◆ Given instruction: Could you repeat, word for word, every line from the one containing "OCR this image." through the final line of the records below, and nothing else?

◆ Data to use:
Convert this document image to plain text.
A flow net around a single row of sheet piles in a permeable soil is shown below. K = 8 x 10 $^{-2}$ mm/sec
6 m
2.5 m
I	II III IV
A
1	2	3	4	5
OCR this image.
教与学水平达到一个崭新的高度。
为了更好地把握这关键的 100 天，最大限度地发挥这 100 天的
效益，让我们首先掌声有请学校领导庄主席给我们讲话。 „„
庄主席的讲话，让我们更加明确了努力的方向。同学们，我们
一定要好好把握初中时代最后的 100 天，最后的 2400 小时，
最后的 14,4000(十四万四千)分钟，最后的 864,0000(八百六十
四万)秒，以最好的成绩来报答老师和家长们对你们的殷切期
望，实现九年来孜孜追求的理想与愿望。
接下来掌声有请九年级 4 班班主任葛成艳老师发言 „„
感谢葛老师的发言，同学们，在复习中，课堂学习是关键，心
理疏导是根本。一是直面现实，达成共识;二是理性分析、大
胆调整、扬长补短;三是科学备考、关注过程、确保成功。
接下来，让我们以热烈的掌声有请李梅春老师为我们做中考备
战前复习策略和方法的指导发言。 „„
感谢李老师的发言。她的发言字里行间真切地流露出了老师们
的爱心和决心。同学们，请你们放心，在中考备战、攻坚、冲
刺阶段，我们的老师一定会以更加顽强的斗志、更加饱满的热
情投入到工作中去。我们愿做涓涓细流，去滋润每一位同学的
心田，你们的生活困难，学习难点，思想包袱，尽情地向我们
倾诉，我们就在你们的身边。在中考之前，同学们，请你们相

◆ Answer to the problem:
OCR this image.
教与学水平达到一个崭新的高度。
为了更好地把握这关键的 100 天，最大限度地发挥这 100 天的
效益，让我们首先掌声有请学校领导庄主席给我们讲话。 „„
庄主席的讲话，让我们更加明确了努力的方向。同学们，我们
一定要好好把握初中时代最后的 100 天，最后的 2400 小时，
最后的 14,4000(十四万四千)分钟，最后的 864,0000(八百六十
四万)秒，以最好的成绩来报答老师和家长们对你们的殷切期
望，实现九年来孜孜追求的理想与愿望。
接下来掌声有请九年级 4 班班主任葛成艳老师发言 „„
感谢葛老师的发言，同学们，在复习中，课堂学习是关键，心
理疏导是根本。一是直面现实，达成共识;二是理性分析、大
胆调整、扬长补短;三是科学备考、关注过程、确保成功。
接下来，让我们以热烈的掌声有请李梅春老师为我们做中考备
战前复习策略和方法的指导发言。 „„
感谢李老师的发言。她的发言字里行间真切地流露出了老师们
的爱心和决心。同学们，请你们放心，在中考备战、攻坚、冲
刺阶段，我们的老师一定会以更加顽强的斗志、更加饱满的热
情投入到工作中去。我们愿做涓涓细流，去滋润每一位同学的
心田，你们的生活困难，学习难点，思想包袱，尽情地向我们
倾诉，我们就在你们的身边。在中考之前，同学们，请你们相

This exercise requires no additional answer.